↓↓↓

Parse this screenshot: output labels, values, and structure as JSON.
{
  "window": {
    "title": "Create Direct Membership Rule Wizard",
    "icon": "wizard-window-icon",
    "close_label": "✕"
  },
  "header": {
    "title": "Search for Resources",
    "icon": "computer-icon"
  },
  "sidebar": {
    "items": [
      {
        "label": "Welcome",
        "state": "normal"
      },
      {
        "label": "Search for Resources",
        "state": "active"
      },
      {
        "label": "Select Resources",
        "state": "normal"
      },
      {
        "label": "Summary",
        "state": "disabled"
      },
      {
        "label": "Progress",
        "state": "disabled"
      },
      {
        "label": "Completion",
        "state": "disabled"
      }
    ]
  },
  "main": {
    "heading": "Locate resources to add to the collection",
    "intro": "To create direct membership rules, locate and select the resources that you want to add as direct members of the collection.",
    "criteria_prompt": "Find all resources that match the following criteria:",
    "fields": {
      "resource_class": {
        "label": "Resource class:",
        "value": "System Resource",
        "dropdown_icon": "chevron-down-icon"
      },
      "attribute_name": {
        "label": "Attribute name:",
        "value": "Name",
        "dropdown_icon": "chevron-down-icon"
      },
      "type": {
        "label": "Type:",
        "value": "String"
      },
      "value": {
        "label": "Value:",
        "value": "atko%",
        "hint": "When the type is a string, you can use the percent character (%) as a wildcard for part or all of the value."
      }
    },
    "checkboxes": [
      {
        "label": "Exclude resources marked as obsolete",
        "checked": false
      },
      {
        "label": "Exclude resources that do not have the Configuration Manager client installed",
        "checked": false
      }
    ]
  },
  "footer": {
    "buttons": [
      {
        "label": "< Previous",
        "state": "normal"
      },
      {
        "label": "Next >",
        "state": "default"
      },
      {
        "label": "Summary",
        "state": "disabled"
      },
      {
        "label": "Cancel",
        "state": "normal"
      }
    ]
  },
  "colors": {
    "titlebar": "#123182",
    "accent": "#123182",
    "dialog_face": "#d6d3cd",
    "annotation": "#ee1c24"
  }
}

↑↑↑

## EXERCISE AIM
Reproduce each line verbatim.

## RESPONSE TO THE TASK
Parse this screenshot: output labels, values, and structure as JSON.
{
  "window": {
    "title": "Create Direct Membership Rule Wizard",
    "icon": "wizard-window-icon",
    "close_label": "✕"
  },
  "header": {
    "title": "Search for Resources",
    "icon": "computer-icon"
  },
  "sidebar": {
    "items": [
      {
        "label": "Welcome",
        "state": "normal"
      },
      {
        "label": "Search for Resources",
        "state": "active"
      },
      {
        "label": "Select Resources",
        "state": "normal"
      },
      {
        "label": "Summary",
        "state": "disabled"
      },
      {
        "label": "Progress",
        "state": "disabled"
      },
      {
        "label": "Completion",
        "state": "disabled"
      }
    ]
  },
  "main": {
    "heading": "Locate resources to add to the collection",
    "intro": "To create direct membership rules, locate and select the resources that you want to add as direct members of the collection.",
    "criteria_prompt": "Find all resources that match the following criteria:",
    "fields": {
      "resource_class": {
        "label": "Resource class:",
        "value": "System Resource",
        "dropdown_icon": "chevron-down-icon"
      },
      "attribute_name": {
        "label": "Attribute name:",
        "value": "Name",
        "dropdown_icon": "chevron-down-icon"
      },
      "type": {
        "label": "Type:",
        "value": "String"
      },
      "value": {
        "label": "Value:",
        "value": "atko%",
        "hint": "When the type is a string, you can use the percent character (%) as a wildcard for part or all of the value."
      }
    },
    "checkboxes": [
      {
        "label": "Exclude resources marked as obsolete",
        "checked": false
      },
      {
        "label": "Exclude resources that do not have the Configuration Manager client installed",
        "checked": false
      }
    ]
  },
  "footer": {
    "buttons": [
      {
        "label": "< Previous",
        "state": "normal"
      },
      {
        "label": "Next >",
        "state": "default"
      },
      {
        "label": "Summary",
        "state": "disabled"
      },
      {
        "label": "Cancel",
        "state": "normal"
      }
    ]
  },
  "colors": {
    "titlebar": "#123182",
    "accent": "#123182",
    "dialog_face": "#d6d3cd",
    "annotation": "#ee1c24"
  }
}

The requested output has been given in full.